:: Input material ::

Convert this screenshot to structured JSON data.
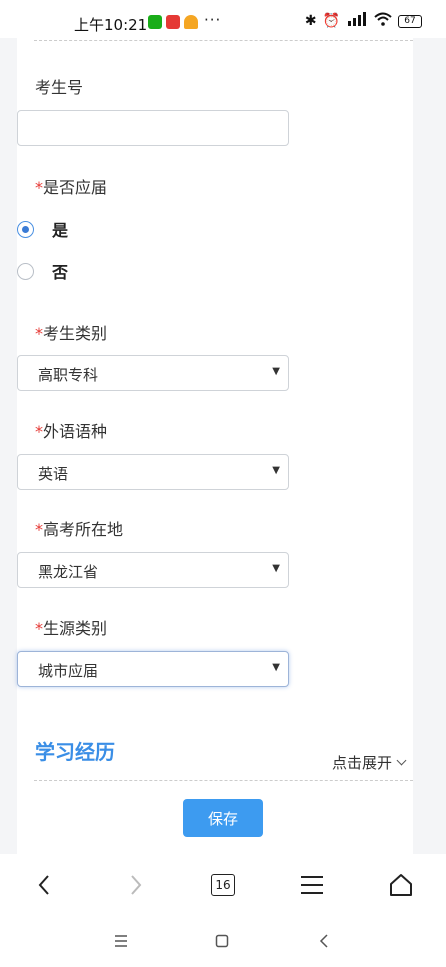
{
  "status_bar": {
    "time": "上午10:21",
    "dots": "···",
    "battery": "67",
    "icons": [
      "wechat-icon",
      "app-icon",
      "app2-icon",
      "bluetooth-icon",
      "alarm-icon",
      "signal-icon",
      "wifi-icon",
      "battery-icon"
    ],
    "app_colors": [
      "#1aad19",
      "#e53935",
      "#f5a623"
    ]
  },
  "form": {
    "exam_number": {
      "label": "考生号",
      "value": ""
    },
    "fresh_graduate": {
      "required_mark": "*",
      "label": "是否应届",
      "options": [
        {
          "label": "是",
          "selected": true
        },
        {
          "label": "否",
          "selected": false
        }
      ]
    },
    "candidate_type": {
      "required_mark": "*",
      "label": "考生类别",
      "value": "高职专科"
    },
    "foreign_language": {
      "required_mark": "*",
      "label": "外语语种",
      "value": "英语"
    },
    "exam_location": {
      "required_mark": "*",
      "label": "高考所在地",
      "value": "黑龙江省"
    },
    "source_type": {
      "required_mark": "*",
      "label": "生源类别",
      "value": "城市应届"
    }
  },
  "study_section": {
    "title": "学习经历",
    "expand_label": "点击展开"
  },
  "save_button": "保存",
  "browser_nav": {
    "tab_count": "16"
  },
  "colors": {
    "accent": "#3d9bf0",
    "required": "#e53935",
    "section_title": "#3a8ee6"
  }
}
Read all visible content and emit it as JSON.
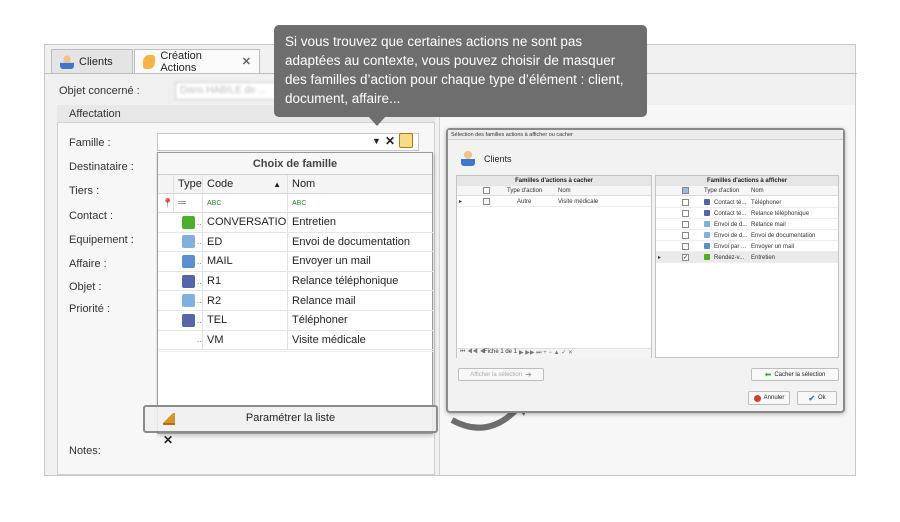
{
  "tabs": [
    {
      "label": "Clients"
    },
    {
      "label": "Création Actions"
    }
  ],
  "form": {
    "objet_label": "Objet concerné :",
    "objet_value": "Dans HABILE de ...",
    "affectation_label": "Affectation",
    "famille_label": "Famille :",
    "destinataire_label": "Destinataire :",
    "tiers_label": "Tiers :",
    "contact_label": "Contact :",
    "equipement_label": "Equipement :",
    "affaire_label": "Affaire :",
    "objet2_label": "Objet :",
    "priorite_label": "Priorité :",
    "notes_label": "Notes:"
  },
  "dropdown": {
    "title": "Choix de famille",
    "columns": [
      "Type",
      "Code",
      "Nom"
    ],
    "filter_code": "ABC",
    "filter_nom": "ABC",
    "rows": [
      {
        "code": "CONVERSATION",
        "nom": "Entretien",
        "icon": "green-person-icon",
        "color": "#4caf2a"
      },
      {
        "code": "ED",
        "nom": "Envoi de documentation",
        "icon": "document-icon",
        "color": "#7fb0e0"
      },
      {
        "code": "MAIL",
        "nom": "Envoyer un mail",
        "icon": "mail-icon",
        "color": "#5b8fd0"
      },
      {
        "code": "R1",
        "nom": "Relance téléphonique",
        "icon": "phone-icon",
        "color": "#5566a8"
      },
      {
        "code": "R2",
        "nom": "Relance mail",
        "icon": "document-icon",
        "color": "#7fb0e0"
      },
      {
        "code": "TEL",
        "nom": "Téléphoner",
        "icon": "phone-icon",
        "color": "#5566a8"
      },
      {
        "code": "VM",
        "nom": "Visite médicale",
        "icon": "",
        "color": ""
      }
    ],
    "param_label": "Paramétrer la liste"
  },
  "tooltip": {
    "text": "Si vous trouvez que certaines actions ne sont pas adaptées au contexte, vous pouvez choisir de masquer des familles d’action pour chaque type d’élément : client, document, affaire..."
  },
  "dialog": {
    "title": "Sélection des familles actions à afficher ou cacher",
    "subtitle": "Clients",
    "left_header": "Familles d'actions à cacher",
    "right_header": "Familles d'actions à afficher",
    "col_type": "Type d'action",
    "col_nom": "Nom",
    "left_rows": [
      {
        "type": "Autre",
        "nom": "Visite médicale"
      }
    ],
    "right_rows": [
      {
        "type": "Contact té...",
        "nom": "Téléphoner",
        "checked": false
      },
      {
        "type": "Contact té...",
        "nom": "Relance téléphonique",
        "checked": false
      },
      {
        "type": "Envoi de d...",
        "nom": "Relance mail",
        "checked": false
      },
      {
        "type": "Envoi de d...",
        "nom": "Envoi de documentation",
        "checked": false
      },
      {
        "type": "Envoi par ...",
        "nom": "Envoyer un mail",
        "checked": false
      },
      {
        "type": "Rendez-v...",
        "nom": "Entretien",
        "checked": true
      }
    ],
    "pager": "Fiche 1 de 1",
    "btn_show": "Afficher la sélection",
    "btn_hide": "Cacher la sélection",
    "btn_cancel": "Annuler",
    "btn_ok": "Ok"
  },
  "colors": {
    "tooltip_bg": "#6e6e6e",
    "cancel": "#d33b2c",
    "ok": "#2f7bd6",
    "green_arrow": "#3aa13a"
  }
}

:::
:: Input material ::

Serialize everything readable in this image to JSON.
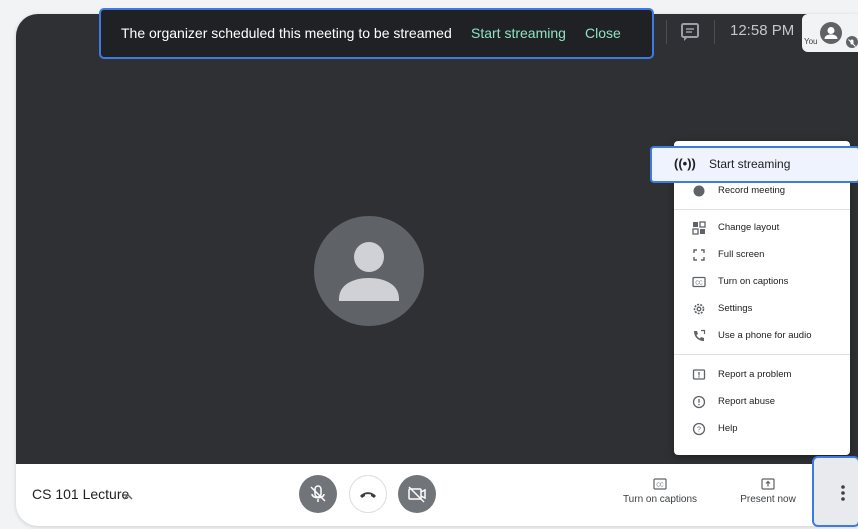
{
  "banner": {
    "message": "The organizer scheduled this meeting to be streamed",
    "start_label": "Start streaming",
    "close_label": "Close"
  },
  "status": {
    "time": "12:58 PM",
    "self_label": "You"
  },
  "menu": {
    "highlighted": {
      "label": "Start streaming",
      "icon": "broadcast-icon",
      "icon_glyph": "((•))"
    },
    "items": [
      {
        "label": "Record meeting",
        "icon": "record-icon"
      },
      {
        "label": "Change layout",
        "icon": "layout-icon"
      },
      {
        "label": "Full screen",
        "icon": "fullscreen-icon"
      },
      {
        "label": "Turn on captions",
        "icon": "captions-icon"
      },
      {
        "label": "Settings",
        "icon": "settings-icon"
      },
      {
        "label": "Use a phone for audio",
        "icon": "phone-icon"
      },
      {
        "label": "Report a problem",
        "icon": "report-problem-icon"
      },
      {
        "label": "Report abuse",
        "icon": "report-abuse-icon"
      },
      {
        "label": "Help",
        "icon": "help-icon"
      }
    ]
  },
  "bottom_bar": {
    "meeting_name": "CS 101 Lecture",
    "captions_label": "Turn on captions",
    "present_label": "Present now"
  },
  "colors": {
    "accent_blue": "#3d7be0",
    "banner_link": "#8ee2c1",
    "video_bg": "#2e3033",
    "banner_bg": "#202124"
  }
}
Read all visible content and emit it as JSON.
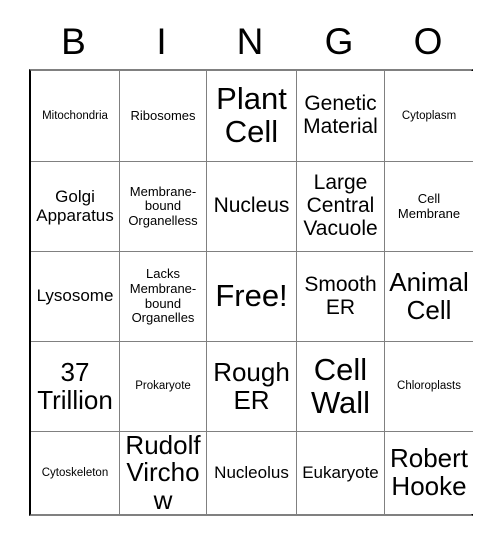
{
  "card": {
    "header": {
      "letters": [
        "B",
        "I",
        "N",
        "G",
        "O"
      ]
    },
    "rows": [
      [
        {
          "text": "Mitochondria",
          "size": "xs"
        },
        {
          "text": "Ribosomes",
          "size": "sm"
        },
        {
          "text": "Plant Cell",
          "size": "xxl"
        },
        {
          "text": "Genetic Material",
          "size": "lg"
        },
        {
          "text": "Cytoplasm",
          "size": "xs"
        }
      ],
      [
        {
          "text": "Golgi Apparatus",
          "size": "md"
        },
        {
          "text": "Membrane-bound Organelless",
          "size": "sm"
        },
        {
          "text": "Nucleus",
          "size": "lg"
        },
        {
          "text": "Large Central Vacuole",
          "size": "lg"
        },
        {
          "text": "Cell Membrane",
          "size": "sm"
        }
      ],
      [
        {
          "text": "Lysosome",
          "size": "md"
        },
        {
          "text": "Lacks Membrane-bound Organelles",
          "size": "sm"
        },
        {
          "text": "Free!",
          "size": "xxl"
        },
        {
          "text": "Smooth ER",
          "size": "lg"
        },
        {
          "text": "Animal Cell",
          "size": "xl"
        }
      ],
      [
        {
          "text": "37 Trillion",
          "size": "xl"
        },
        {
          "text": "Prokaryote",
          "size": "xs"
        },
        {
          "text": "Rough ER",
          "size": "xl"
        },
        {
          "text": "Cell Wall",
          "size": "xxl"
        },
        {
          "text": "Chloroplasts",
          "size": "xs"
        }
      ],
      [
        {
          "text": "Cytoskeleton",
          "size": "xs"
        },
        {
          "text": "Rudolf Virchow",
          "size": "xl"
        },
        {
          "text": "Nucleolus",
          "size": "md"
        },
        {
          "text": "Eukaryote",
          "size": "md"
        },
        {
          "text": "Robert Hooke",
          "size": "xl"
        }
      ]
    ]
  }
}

:::
:: Input material ::

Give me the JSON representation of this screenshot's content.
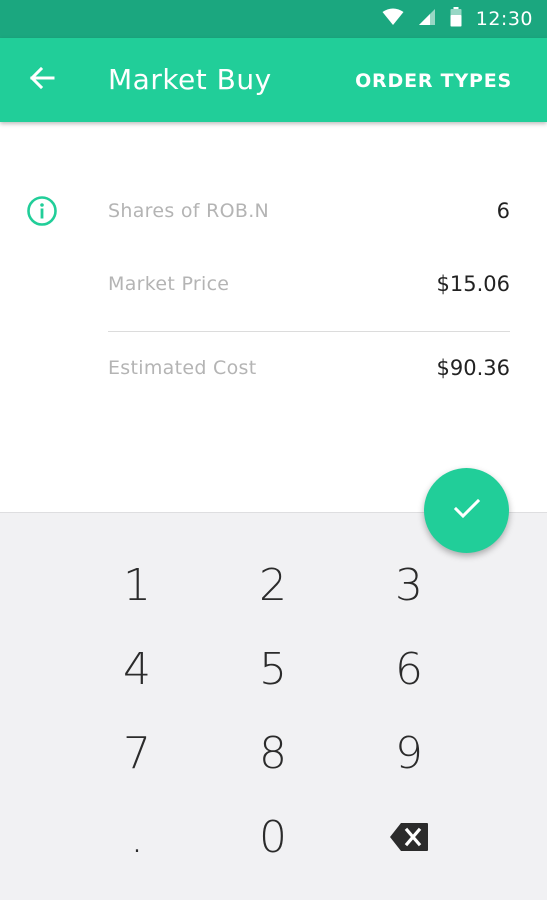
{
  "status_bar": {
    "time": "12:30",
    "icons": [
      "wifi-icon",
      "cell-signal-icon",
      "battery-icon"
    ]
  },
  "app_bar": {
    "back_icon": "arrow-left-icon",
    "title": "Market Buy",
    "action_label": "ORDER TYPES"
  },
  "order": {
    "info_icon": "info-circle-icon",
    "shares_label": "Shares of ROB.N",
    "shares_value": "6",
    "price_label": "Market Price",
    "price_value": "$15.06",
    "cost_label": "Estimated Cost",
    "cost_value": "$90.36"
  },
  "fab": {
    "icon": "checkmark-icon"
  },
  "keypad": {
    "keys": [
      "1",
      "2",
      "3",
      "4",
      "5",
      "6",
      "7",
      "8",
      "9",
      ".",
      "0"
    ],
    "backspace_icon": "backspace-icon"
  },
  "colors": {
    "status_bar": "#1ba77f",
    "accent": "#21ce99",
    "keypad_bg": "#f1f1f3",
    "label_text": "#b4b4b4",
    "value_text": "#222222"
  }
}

:::

**Your instructions**: Go through the entries above and pull out each line with "problem" in it.

**Response to this task**:
        "label": "Report a problem",
        "icon": "report-problem-icon"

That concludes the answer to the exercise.